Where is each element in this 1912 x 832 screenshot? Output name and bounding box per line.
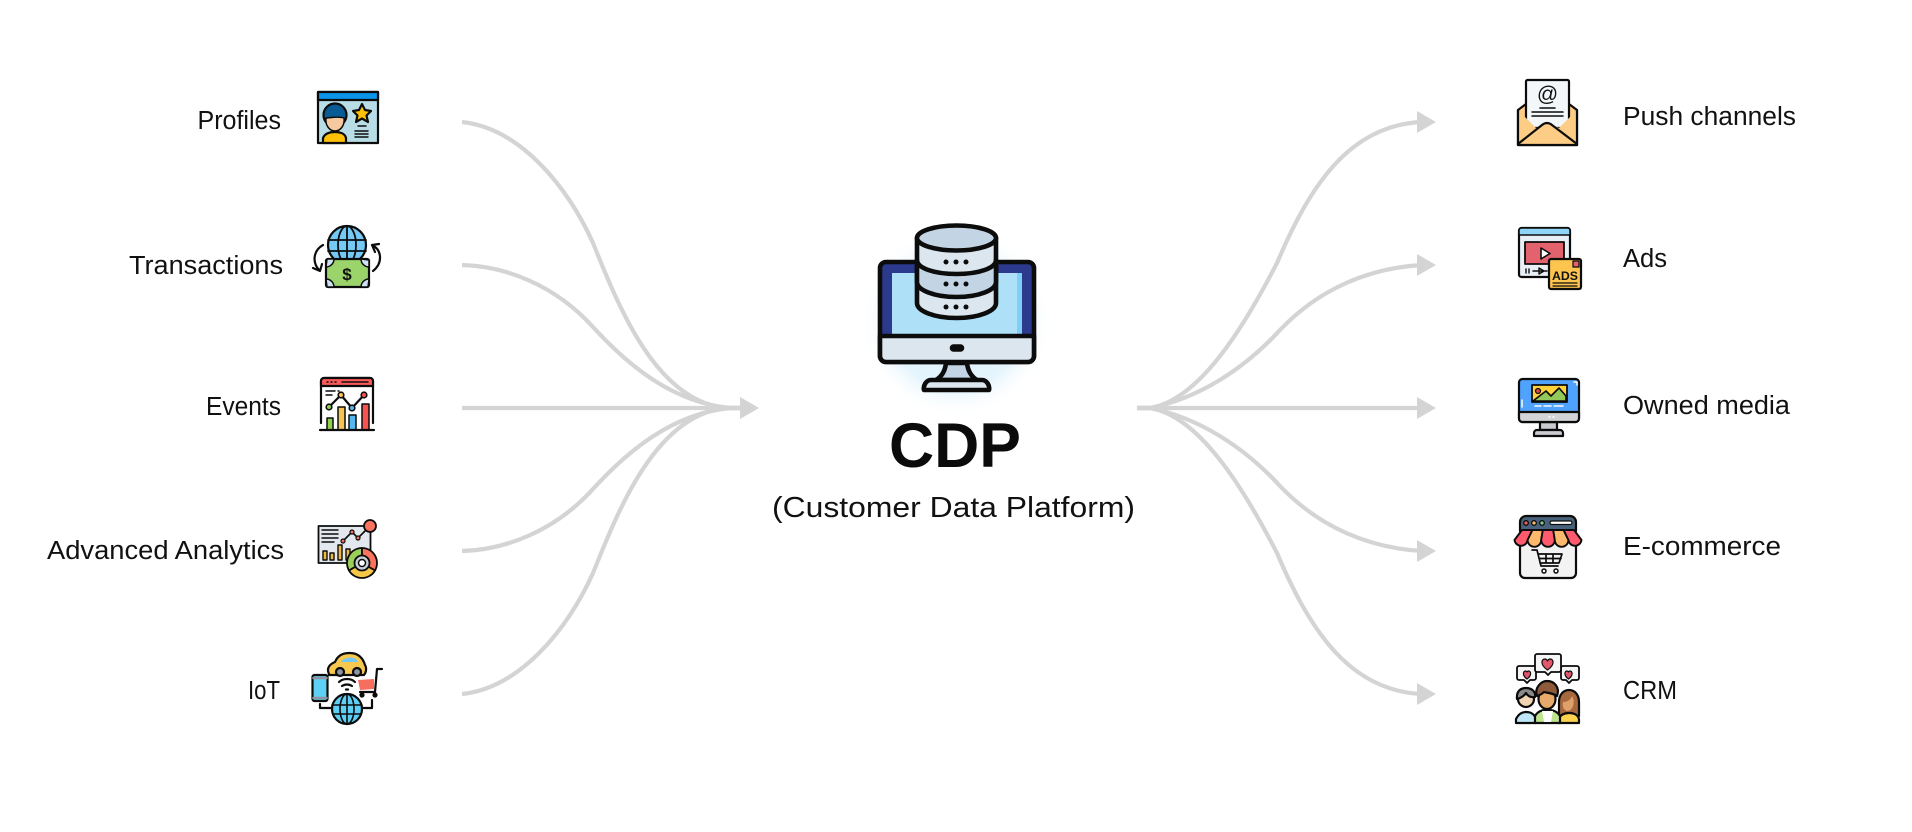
ads tag lines <box>1553 283 1577 286</box>
trend line <box>343 526 370 541</box>
globe lines <box>332 694 362 724</box>
curve: CDP to CRM <box>1137 408 1422 694</box>
car wheels <box>336 668 361 676</box>
label: E-commerce: E-commerce <box>1623 533 1781 561</box>
icon: customer relationships <box>1516 654 1579 723</box>
connector lines <box>320 700 372 708</box>
person middle hair <box>1536 681 1558 696</box>
bars <box>323 545 350 560</box>
base <box>1534 430 1563 436</box>
shopping cart <box>1532 550 1562 566</box>
icon: online store <box>1514 516 1582 578</box>
curve: Profiles to CDP <box>462 122 745 408</box>
car window <box>341 658 358 662</box>
curve: IoT to CDP <box>462 408 745 694</box>
arrowhead: Push channels <box>1417 111 1436 133</box>
wifi symbol <box>339 679 355 690</box>
curve: Events to CDP <box>462 406 745 410</box>
hearts <box>1523 659 1572 679</box>
video controls <box>1526 268 1547 274</box>
icon: video ads <box>1519 228 1581 289</box>
donut: green slice <box>347 548 362 570</box>
title: CDP: CDP <box>889 411 1021 481</box>
database top <box>917 226 996 250</box>
star <box>353 104 371 122</box>
icon: analytics report <box>318 520 377 578</box>
person right face <box>1563 696 1574 711</box>
monitor bottom panel <box>1519 412 1579 422</box>
letter lines <box>1532 108 1563 116</box>
envelope back <box>1518 104 1577 145</box>
store body <box>1520 535 1576 578</box>
globe meridian ellipse <box>340 694 354 724</box>
database dots <box>944 260 968 310</box>
arrow: left cycle <box>313 245 323 271</box>
label: Advanced Analytics: Advanced Analytics <box>47 537 284 565</box>
phone bars <box>314 678 326 698</box>
card window <box>318 92 378 143</box>
text lines <box>326 391 339 395</box>
label: CRM: CRM <box>1623 677 1677 705</box>
icon: globe and money <box>313 226 380 287</box>
left bubble <box>1517 666 1536 683</box>
curve: CDP to Push channels <box>1137 122 1422 408</box>
arrowhead: CRM <box>1417 683 1436 705</box>
bar: yellow <box>338 407 345 430</box>
label: Profiles: Profiles <box>198 107 281 135</box>
trend points <box>341 530 360 543</box>
curve: CDP to Ads <box>1137 265 1422 408</box>
window header <box>321 378 373 386</box>
shopping cart <box>358 679 374 690</box>
curve: CDP to Owned media <box>1137 406 1422 410</box>
stand <box>1540 422 1557 430</box>
arrowhead: into CDP <box>740 397 759 419</box>
card text lines <box>355 126 368 137</box>
curve: Transactions to CDP <box>462 265 745 408</box>
browser header <box>1519 228 1570 235</box>
arrow: right cycle <box>372 244 380 271</box>
globe meridian ellipse <box>338 226 356 264</box>
banknote <box>326 259 369 287</box>
middle bubble <box>1535 654 1561 675</box>
icon: internet of things <box>312 653 382 724</box>
donut: red slice <box>362 548 377 570</box>
globe <box>332 694 362 724</box>
person right hair <box>1559 690 1579 716</box>
label: Transactions: Transactions <box>129 252 283 280</box>
ads tag text: ADS <box>1552 269 1578 283</box>
list lines <box>322 530 338 542</box>
person hair <box>324 104 346 126</box>
window body <box>321 378 373 423</box>
person middle shirt <box>1542 711 1553 722</box>
person left body <box>1516 712 1536 723</box>
arrowhead: Owned media <box>1417 397 1436 419</box>
person left face <box>1518 691 1534 707</box>
curve: CDP to E-commerce <box>1137 408 1422 551</box>
monitor screen <box>892 273 1022 335</box>
bar: blue <box>349 415 356 430</box>
envelope front <box>1518 110 1577 145</box>
monitor bottom panel <box>880 336 1034 362</box>
person right body <box>1558 713 1579 723</box>
arrowhead: Ads <box>1417 254 1436 276</box>
person body <box>323 132 346 143</box>
phone <box>312 675 328 701</box>
icon: email envelope <box>1518 80 1577 145</box>
subtitle: Customer Data Platform: (Customer Data Platform) <box>772 492 1135 524</box>
globe meridians <box>328 226 366 264</box>
ads tag corner <box>1573 261 1579 267</box>
banknote corners <box>326 259 369 287</box>
trend line <box>329 395 364 408</box>
donut hole <box>358 560 366 566</box>
label: Events: Events <box>206 393 281 421</box>
monitor stand base <box>924 380 989 390</box>
monitor stand neck <box>936 363 977 380</box>
car body <box>328 653 366 675</box>
right flow arrows: CDP to outputs <box>1137 111 1436 705</box>
image mountains <box>1533 388 1566 401</box>
person face <box>326 117 344 131</box>
database cylinder <box>917 238 996 318</box>
image frame <box>1532 385 1567 402</box>
monitor screen highlight <box>1017 273 1022 335</box>
awning <box>1514 530 1582 547</box>
monitor body <box>1519 379 1579 422</box>
dollar sign: $ <box>342 265 352 284</box>
label: Ads: Ads <box>1623 245 1667 273</box>
cart wheels <box>360 694 364 696</box>
white details <box>1522 382 1577 417</box>
card header <box>318 92 378 100</box>
glow behind CDP icon <box>860 226 1052 418</box>
cart frame <box>360 669 382 692</box>
envelope flap <box>1518 123 1577 144</box>
monitor button <box>952 346 962 350</box>
curve: Advanced Analytics to CDP <box>462 408 745 551</box>
bar: green <box>327 418 333 430</box>
store header <box>1520 516 1576 531</box>
at sign: @ <box>1537 83 1558 106</box>
header details <box>327 381 368 383</box>
header dots <box>1524 521 1544 525</box>
person left hair <box>1517 688 1535 699</box>
donut: yellow slice <box>349 563 375 578</box>
label: Owned media: Owned media <box>1623 392 1791 420</box>
orange marker <box>364 520 376 532</box>
baseline <box>320 429 374 431</box>
database middle band <box>917 260 996 297</box>
monitor frame <box>880 262 1034 362</box>
cart wheels <box>1542 569 1546 573</box>
image sun <box>1536 388 1540 394</box>
play button <box>1541 248 1550 259</box>
person middle body <box>1535 710 1560 723</box>
report panel <box>318 526 370 563</box>
envelope outline <box>1518 110 1577 145</box>
icon: event dashboard <box>320 378 374 430</box>
ads tag <box>1549 259 1581 289</box>
bar: red <box>362 404 369 430</box>
browser window <box>1519 228 1570 277</box>
person middle face <box>1538 689 1556 709</box>
donut ring <box>354 556 370 570</box>
letter <box>1526 80 1569 128</box>
arrowhead: E-commerce <box>1417 540 1436 562</box>
icon: CDP monitor with database <box>880 226 1034 390</box>
trend points <box>326 392 367 411</box>
left flow arrows: inputs into CDP <box>462 122 759 694</box>
label: IoT: IoT <box>248 677 280 705</box>
header search pill <box>1550 521 1572 524</box>
icon: monitor with image <box>1519 379 1579 436</box>
right bubble <box>1561 666 1579 683</box>
video player <box>1525 242 1564 264</box>
icon: profile card <box>318 92 378 143</box>
label: Push channels: Push channels <box>1623 103 1796 131</box>
globe <box>328 226 366 264</box>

****************************************

Problem statement: Copy every line of the items above word for word, but leave out the pictures.

Correct output:
Where is each element in this 1912 x 832 screenshot? Output name and bounding box per line.
ads tag lines <box>1553 283 1577 286</box>
trend line <box>343 526 370 541</box>
globe lines <box>332 694 362 724</box>
curve: CDP to CRM <box>1137 408 1422 694</box>
car wheels <box>336 668 361 676</box>
label: E-commerce: E-commerce <box>1623 533 1781 561</box>
icon: customer relationships <box>1516 654 1579 723</box>
connector lines <box>320 700 372 708</box>
person middle hair <box>1536 681 1558 696</box>
bars <box>323 545 350 560</box>
base <box>1534 430 1563 436</box>
shopping cart <box>1532 550 1562 566</box>
icon: online store <box>1514 516 1582 578</box>
curve: Profiles to CDP <box>462 122 745 408</box>
car window <box>341 658 358 662</box>
curve: IoT to CDP <box>462 408 745 694</box>
arrowhead: Push channels <box>1417 111 1436 133</box>
wifi symbol <box>339 679 355 690</box>
curve: Events to CDP <box>462 406 745 410</box>
hearts <box>1523 659 1572 679</box>
video controls <box>1526 268 1547 274</box>
icon: video ads <box>1519 228 1581 289</box>
donut: green slice <box>347 548 362 570</box>
title: CDP: CDP <box>889 411 1021 481</box>
database top <box>917 226 996 250</box>
star <box>353 104 371 122</box>
icon: analytics report <box>318 520 377 578</box>
person right face <box>1563 696 1574 711</box>
monitor bottom panel <box>1519 412 1579 422</box>
letter lines <box>1532 108 1563 116</box>
envelope back <box>1518 104 1577 145</box>
store body <box>1520 535 1576 578</box>
globe meridian ellipse <box>340 694 354 724</box>
database dots <box>944 260 968 310</box>
arrow: left cycle <box>313 245 323 271</box>
label: Advanced Analytics: Advanced Analytics <box>47 537 284 565</box>
phone bars <box>314 678 326 698</box>
card window <box>318 92 378 143</box>
text lines <box>326 391 339 395</box>
label: CRM: CRM <box>1623 677 1677 705</box>
icon: globe and money <box>313 226 380 287</box>
left bubble <box>1517 666 1536 683</box>
curve: CDP to Push channels <box>1137 122 1422 408</box>
arrowhead: CRM <box>1417 683 1436 705</box>
bar: yellow <box>338 407 345 430</box>
label: Profiles: Profiles <box>198 107 281 135</box>
trend points <box>341 530 360 543</box>
curve: CDP to Ads <box>1137 265 1422 408</box>
window header <box>321 378 373 386</box>
shopping cart <box>358 679 374 690</box>
curve: CDP to Owned media <box>1137 406 1422 410</box>
stand <box>1540 422 1557 430</box>
arrowhead: into CDP <box>740 397 759 419</box>
card text lines <box>355 126 368 137</box>
curve: Transactions to CDP <box>462 265 745 408</box>
browser header <box>1519 228 1570 235</box>
arrow: right cycle <box>372 244 380 271</box>
globe meridian ellipse <box>338 226 356 264</box>
banknote <box>326 259 369 287</box>
middle bubble <box>1535 654 1561 675</box>
icon: internet of things <box>312 653 382 724</box>
donut: red slice <box>362 548 377 570</box>
globe <box>332 694 362 724</box>
person right hair <box>1559 690 1579 716</box>
label: Transactions: Transactions <box>129 252 283 280</box>
ads tag text: ADS <box>1552 269 1578 283</box>
list lines <box>322 530 338 542</box>
person hair <box>324 104 346 126</box>
window body <box>321 378 373 423</box>
person middle shirt <box>1542 711 1553 722</box>
person left body <box>1516 712 1536 723</box>
arrowhead: Owned media <box>1417 397 1436 419</box>
person left face <box>1518 691 1534 707</box>
curve: CDP to E-commerce <box>1137 408 1422 551</box>
monitor screen <box>892 273 1022 335</box>
bar: blue <box>349 415 356 430</box>
envelope front <box>1518 110 1577 145</box>
monitor bottom panel <box>880 336 1034 362</box>
person right body <box>1558 713 1579 723</box>
arrowhead: Ads <box>1417 254 1436 276</box>
person body <box>323 132 346 143</box>
phone <box>312 675 328 701</box>
icon: email envelope <box>1518 80 1577 145</box>
subtitle: Customer Data Platform: (Customer Data Platform) <box>772 492 1135 524</box>
globe meridians <box>328 226 366 264</box>
ads tag corner <box>1573 261 1579 267</box>
banknote corners <box>326 259 369 287</box>
trend line <box>329 395 364 408</box>
donut hole <box>358 560 366 566</box>
label: Events: Events <box>206 393 281 421</box>
monitor stand base <box>924 380 989 390</box>
monitor stand neck <box>936 363 977 380</box>
car body <box>328 653 366 675</box>
right flow arrows: CDP to outputs <box>1137 111 1436 705</box>
image mountains <box>1533 388 1566 401</box>
person face <box>326 117 344 131</box>
database cylinder <box>917 238 996 318</box>
image frame <box>1532 385 1567 402</box>
monitor screen highlight <box>1017 273 1022 335</box>
awning <box>1514 530 1582 547</box>
monitor body <box>1519 379 1579 422</box>
dollar sign: $ <box>342 265 352 284</box>
label: Ads: Ads <box>1623 245 1667 273</box>
cart wheels <box>360 694 364 696</box>
white details <box>1522 382 1577 417</box>
card header <box>318 92 378 100</box>
glow behind CDP icon <box>860 226 1052 418</box>
cart frame <box>360 669 382 692</box>
envelope flap <box>1518 123 1577 144</box>
monitor button <box>952 346 962 350</box>
curve: Advanced Analytics to CDP <box>462 408 745 551</box>
bar: green <box>327 418 333 430</box>
store header <box>1520 516 1576 531</box>
at sign: @ <box>1537 83 1558 106</box>
header details <box>327 381 368 383</box>
header dots <box>1524 521 1544 525</box>
person left hair <box>1517 688 1535 699</box>
donut: yellow slice <box>349 563 375 578</box>
label: Owned media: Owned media <box>1623 392 1791 420</box>
orange marker <box>364 520 376 532</box>
baseline <box>320 429 374 431</box>
database middle band <box>917 260 996 297</box>
monitor frame <box>880 262 1034 362</box>
cart wheels <box>1542 569 1546 573</box>
image sun <box>1536 388 1540 394</box>
play button <box>1541 248 1550 259</box>
person middle body <box>1535 710 1560 723</box>
report panel <box>318 526 370 563</box>
envelope outline <box>1518 110 1577 145</box>
icon: event dashboard <box>320 378 374 430</box>
ads tag <box>1549 259 1581 289</box>
bar: red <box>362 404 369 430</box>
browser window <box>1519 228 1570 277</box>
person middle face <box>1538 689 1556 709</box>
donut ring <box>354 556 370 570</box>
letter <box>1526 80 1569 128</box>
arrowhead: E-commerce <box>1417 540 1436 562</box>
icon: CDP monitor with database <box>880 226 1034 390</box>
trend points <box>326 392 367 411</box>
left flow arrows: inputs into CDP <box>462 122 759 694</box>
label: IoT: IoT <box>248 677 280 705</box>
header search pill <box>1550 521 1572 524</box>
icon: monitor with image <box>1519 379 1579 436</box>
right bubble <box>1561 666 1579 683</box>
video player <box>1525 242 1564 264</box>
icon: profile card <box>318 92 378 143</box>
label: Push channels: Push channels <box>1623 103 1796 131</box>
globe <box>328 226 366 264</box>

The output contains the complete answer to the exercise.